━━ Rows

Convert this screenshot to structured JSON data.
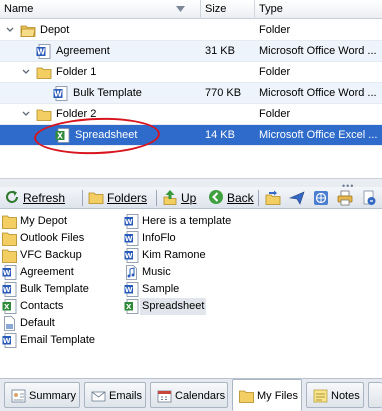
{
  "columns": {
    "name": "Name",
    "size": "Size",
    "type": "Type"
  },
  "tree_rows": [
    {
      "name": "Depot",
      "size": "",
      "type": "Folder",
      "icon": "folder-open-icon"
    },
    {
      "name": "Agreement",
      "size": "31 KB",
      "type": "Microsoft Office Word ...",
      "icon": "word-document-icon"
    },
    {
      "name": "Folder 1",
      "size": "",
      "type": "Folder",
      "icon": "folder-icon"
    },
    {
      "name": "Bulk Template",
      "size": "770 KB",
      "type": "Microsoft Office Word ...",
      "icon": "word-document-icon"
    },
    {
      "name": "Folder 2",
      "size": "",
      "type": "Folder",
      "icon": "folder-icon"
    },
    {
      "name": "Spreadsheet",
      "size": "14 KB",
      "type": "Microsoft Office Excel ...",
      "icon": "excel-document-icon",
      "selected": true
    }
  ],
  "toolbar": {
    "refresh": "Refresh",
    "folders": "Folders",
    "up": "Up",
    "back": "Back",
    "icons": [
      "move-to-folder-icon",
      "send-icon",
      "globe-icon",
      "print-icon",
      "properties-icon"
    ]
  },
  "files": {
    "left": [
      {
        "label": "My Depot",
        "icon": "folder-icon"
      },
      {
        "label": "Outlook Files",
        "icon": "folder-icon"
      },
      {
        "label": "VFC Backup",
        "icon": "folder-icon"
      },
      {
        "label": "Agreement",
        "icon": "word-document-icon"
      },
      {
        "label": "Bulk Template",
        "icon": "word-document-icon"
      },
      {
        "label": "Contacts",
        "icon": "excel-document-icon"
      },
      {
        "label": "Default",
        "icon": "generic-document-icon"
      },
      {
        "label": "Email Template",
        "icon": "word-document-icon"
      }
    ],
    "right": [
      {
        "label": "Here is a template",
        "icon": "word-document-icon"
      },
      {
        "label": "InfoFlo",
        "icon": "word-document-icon"
      },
      {
        "label": "Kim Ramone",
        "icon": "word-document-icon"
      },
      {
        "label": "Music",
        "icon": "music-file-icon"
      },
      {
        "label": "Sample",
        "icon": "word-document-icon"
      },
      {
        "label": "Spreadsheet",
        "icon": "excel-document-icon",
        "selected": true
      }
    ]
  },
  "tabs": [
    {
      "label": "Summary",
      "icon": "summary-icon"
    },
    {
      "label": "Emails",
      "icon": "email-icon"
    },
    {
      "label": "Calendars",
      "icon": "calendar-icon"
    },
    {
      "label": "My Files",
      "icon": "folder-icon",
      "active": true
    },
    {
      "label": "Notes",
      "icon": "notes-icon"
    }
  ],
  "colors": {
    "selection": "#2f6bcb",
    "annotation_ellipse": "#d8141e",
    "alt_row": "#eef4fb"
  }
}
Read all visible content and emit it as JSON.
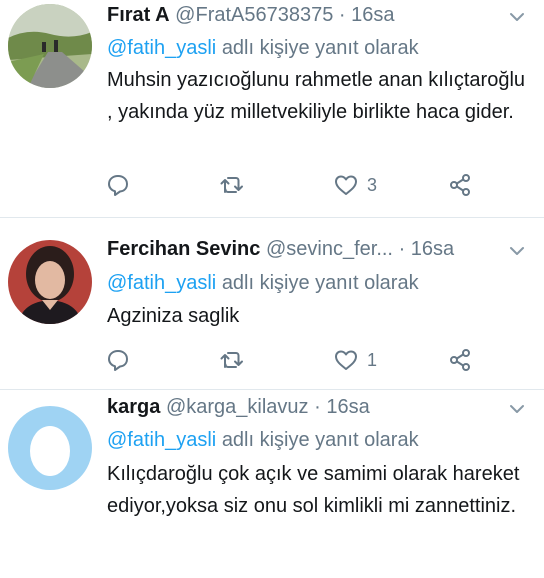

━━━━

→ Prompt
All lines that include "Spreadsheet" are to be gathered and copied.

→ Solution for this problem
      "name": "Spreadsheet",
        "label": "Spreadsheet",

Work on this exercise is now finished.